== Texto aportado

Ya sabeis que no hago memes (aunque me encanta leerlos e incluso responderlos en otros blogs), pero considero que cuento tanto de mi vida que ya lo sabeis casi todo, - o lo "sabible", que es casi todo, porque lo que no cuento lo intuís-, y los temas laborales mejor no ´meneallos´.
Los premios los recojo y los coloco en la "vitrina" de por ahí abajo, aunque no los reparto por una especie de pudor que no me deja escoger unos pocos blogs. ¿Premio a la amistad? Pues, ¡qué coño, todos! ¿Premio novela? A veces nos hacemos unos novelones entre todos que es para flipar. ¿Blog artista? Y yo que sé: El que relata, el que rima, la que cuenta sus cosas cotidianas con un "arte" que te escacharras.

====
== Datos aportados

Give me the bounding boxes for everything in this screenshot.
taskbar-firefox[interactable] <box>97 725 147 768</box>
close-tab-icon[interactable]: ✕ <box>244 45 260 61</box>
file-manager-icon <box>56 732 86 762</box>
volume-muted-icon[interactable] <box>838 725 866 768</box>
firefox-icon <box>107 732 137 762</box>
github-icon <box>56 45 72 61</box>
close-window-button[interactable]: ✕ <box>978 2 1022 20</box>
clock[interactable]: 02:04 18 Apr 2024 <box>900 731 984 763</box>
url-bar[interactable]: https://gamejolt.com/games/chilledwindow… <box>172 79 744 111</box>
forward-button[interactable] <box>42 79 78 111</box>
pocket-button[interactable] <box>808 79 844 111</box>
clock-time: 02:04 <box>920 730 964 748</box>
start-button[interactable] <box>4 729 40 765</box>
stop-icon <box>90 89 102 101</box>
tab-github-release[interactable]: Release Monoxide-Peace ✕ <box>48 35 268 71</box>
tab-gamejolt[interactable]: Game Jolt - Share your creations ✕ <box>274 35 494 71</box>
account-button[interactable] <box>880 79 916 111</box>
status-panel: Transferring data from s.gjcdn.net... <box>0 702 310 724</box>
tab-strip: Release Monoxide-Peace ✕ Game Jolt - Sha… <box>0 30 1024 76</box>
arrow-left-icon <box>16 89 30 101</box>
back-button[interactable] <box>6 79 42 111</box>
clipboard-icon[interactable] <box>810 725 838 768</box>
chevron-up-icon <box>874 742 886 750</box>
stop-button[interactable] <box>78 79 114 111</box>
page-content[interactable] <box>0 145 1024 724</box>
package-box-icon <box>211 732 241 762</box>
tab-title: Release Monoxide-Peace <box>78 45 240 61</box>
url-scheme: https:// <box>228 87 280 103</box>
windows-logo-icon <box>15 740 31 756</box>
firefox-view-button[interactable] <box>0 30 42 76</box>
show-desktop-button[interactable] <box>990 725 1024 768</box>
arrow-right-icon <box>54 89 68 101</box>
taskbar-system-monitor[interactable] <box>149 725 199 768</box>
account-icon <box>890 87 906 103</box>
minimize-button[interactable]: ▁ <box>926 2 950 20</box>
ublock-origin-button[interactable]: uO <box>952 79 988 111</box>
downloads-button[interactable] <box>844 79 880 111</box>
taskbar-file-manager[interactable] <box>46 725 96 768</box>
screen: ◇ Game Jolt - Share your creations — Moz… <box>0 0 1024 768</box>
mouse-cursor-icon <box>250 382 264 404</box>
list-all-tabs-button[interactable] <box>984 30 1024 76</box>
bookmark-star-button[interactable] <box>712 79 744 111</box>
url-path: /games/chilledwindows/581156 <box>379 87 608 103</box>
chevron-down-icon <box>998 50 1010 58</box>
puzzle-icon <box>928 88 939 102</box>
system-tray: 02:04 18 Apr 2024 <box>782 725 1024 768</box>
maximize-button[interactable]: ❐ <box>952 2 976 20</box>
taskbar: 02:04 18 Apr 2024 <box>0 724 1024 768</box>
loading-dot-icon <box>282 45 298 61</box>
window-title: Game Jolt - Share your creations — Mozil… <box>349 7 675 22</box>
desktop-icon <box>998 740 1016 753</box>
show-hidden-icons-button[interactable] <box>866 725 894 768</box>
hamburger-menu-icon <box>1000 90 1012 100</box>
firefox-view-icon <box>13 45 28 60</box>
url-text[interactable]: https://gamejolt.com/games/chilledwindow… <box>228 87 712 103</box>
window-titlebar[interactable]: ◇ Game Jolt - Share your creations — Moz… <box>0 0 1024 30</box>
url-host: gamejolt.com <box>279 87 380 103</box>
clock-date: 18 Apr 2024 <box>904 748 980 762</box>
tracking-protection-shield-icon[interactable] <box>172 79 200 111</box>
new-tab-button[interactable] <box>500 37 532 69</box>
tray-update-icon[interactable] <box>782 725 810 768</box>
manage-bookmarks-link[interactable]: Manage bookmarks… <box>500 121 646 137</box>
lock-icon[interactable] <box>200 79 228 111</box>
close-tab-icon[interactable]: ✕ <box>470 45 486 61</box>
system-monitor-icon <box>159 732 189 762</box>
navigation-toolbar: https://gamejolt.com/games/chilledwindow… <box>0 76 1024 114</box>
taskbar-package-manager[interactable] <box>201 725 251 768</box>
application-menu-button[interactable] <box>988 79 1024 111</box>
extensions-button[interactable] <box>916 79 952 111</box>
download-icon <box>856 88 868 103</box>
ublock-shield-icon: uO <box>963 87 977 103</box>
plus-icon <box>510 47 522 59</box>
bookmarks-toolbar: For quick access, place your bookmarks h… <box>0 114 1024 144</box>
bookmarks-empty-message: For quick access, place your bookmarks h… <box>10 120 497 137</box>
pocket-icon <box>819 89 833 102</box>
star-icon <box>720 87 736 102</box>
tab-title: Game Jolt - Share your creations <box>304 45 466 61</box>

====

- _Tareas del ejercicio_:
1. En el texto sobre los premios del blog, ¿dónde se colocan los premios que se recogen?
2. Continúa el texto sobre los premios del blog a partir de su última frase.

- _Respuestas del ejercicio_:
1. En la "vitrina" de por ahí abajo.

2.
El día que creen el "Premio al post más tocagüitos", pues escogería unos cuántos. O el "Premio al post que te ha hecho temblar las cancanillas", pues idem de lo mismo.
Dios, como me enrollo! (Frase recurrente en mí, lo sé)
El caso es que el desafío consistía - y me propuse hacerlo, me pareció divertido-, en abrir la 4ª carpeta de archivos del ordenador, abrir la 4ª foto, postearla, explicar el entorno y las circunstancias y "nominar" a 4 blogs para lo propio.
Pero ¡oh señor! No me acordaba que este P.C es nuevo y está casi vacío, así que las carpetas 3 y 4 , de fecha agosto, son un "chorro fotos" de las primeras curas de la operación del pie. Me las hice fruto de la desesperación por estar tantos meses liada, intuyendo que algo podía no salir bien, y por si era menester ´empurar a dextrosum´a la Sanidad. Son francamente desagradables de ver.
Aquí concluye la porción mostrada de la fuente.